RECORD LIST:
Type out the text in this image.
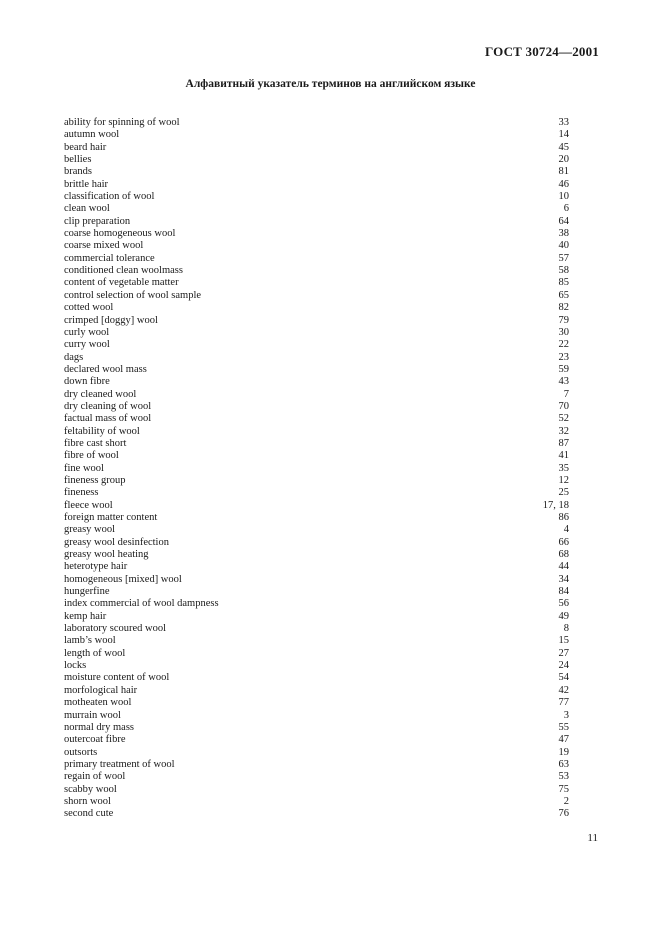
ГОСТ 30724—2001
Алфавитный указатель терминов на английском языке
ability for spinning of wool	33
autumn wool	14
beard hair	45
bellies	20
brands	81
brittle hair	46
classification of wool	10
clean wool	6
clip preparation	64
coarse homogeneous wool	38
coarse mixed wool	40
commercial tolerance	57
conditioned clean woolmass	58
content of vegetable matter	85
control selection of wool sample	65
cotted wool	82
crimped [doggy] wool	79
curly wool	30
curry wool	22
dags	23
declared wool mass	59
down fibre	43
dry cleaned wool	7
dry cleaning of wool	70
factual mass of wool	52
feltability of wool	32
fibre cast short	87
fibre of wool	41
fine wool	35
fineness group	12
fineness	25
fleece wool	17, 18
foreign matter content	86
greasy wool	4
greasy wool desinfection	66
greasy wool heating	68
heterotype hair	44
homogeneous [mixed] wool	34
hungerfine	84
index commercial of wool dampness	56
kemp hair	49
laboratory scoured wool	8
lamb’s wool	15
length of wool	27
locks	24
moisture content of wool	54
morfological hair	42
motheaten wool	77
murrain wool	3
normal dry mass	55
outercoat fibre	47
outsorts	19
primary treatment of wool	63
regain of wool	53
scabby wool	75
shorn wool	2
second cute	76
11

* * *

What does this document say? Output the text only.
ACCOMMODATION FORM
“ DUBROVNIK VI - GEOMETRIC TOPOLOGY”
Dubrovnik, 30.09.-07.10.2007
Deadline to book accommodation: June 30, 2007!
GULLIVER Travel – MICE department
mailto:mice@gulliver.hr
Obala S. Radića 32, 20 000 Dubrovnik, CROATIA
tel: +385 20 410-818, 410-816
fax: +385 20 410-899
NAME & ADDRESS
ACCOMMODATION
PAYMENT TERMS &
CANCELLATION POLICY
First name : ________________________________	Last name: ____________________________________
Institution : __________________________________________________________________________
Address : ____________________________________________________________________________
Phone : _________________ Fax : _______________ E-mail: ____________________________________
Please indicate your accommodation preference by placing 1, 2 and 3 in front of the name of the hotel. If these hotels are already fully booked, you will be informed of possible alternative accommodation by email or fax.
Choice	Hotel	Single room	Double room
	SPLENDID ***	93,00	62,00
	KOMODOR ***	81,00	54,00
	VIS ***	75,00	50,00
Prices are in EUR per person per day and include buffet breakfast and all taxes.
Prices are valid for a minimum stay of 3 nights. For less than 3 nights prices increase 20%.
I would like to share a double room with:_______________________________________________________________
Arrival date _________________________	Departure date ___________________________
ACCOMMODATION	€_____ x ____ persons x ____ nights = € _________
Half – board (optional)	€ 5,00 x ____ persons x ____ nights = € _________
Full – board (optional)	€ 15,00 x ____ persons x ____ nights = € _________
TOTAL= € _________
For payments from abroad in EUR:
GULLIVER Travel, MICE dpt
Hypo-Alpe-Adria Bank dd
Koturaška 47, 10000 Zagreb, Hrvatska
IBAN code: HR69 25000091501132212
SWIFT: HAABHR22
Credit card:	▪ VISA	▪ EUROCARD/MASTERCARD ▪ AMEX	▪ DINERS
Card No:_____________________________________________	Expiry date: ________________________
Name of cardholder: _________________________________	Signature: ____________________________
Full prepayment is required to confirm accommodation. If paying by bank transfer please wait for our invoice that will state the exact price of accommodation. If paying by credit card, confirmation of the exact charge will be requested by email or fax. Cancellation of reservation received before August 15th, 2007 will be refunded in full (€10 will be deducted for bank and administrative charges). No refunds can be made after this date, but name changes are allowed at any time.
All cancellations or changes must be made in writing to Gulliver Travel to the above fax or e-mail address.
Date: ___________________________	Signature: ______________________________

PROBLEM: Scan the material above. Copy each line that holds the word "room".

OUTPUT FOR THIS TASK:
Choice	Hotel	Single room	Double room
I would like to share a double room with:_______________________________________________________________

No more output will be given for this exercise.